-- BEGIN Records supplied --
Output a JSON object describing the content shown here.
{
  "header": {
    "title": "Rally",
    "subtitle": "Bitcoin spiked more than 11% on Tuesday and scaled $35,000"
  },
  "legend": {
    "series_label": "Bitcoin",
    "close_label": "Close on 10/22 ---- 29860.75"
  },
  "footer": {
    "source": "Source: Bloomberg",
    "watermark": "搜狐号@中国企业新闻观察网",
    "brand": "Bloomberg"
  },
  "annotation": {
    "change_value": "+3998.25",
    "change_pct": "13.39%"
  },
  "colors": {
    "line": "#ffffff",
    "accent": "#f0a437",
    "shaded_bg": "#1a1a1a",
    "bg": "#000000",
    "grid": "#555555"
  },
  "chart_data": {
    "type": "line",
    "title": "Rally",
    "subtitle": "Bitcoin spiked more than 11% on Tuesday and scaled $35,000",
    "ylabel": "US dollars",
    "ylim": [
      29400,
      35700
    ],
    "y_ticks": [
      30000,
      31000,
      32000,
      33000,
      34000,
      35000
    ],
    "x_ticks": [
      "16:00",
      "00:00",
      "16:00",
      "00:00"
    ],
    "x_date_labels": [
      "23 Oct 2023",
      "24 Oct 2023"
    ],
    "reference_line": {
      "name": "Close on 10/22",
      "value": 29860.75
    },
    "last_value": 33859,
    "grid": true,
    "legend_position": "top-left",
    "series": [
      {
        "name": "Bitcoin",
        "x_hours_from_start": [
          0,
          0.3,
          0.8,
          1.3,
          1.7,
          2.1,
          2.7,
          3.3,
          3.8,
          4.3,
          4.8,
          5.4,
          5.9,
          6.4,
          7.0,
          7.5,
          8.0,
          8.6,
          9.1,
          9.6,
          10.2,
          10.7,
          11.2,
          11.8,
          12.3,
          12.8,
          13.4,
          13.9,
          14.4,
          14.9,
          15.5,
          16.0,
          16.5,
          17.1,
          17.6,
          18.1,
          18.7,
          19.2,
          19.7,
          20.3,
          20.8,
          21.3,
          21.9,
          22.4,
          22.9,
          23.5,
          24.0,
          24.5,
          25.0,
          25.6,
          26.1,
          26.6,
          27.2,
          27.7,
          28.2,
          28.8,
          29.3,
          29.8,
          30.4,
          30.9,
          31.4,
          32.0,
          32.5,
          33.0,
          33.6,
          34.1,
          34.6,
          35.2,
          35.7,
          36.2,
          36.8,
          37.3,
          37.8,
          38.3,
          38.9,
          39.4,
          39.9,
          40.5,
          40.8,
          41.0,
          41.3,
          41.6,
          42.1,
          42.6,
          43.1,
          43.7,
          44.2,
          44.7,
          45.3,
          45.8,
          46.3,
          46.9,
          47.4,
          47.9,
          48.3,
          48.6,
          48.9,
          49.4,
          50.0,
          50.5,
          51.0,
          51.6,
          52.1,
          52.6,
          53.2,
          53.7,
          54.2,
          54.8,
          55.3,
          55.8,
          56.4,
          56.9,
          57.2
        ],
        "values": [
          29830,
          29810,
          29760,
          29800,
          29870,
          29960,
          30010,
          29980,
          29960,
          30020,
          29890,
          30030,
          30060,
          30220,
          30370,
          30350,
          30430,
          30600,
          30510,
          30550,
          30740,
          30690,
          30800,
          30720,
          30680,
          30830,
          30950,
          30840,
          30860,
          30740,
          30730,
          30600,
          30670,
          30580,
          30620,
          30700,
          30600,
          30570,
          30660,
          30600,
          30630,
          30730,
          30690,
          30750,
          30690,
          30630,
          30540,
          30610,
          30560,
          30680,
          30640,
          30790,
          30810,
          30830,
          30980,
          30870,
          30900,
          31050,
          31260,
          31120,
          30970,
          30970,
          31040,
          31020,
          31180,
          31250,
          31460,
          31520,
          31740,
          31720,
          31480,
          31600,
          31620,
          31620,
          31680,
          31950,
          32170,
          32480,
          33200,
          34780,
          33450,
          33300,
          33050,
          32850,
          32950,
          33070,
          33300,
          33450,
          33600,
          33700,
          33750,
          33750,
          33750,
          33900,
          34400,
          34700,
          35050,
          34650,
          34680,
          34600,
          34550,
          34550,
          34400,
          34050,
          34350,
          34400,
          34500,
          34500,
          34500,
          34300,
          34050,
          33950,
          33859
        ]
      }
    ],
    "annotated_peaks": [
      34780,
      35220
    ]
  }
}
-- END Records supplied --
> **Written problem**:
From the listing above, pick out each line where the word "Tuesday" appears.

> **Complete output**:
    "subtitle": "Bitcoin spiked more than 11% on Tuesday and scaled $35,000"
    "subtitle": "Bitcoin spiked more than 11% on Tuesday and scaled $35,000",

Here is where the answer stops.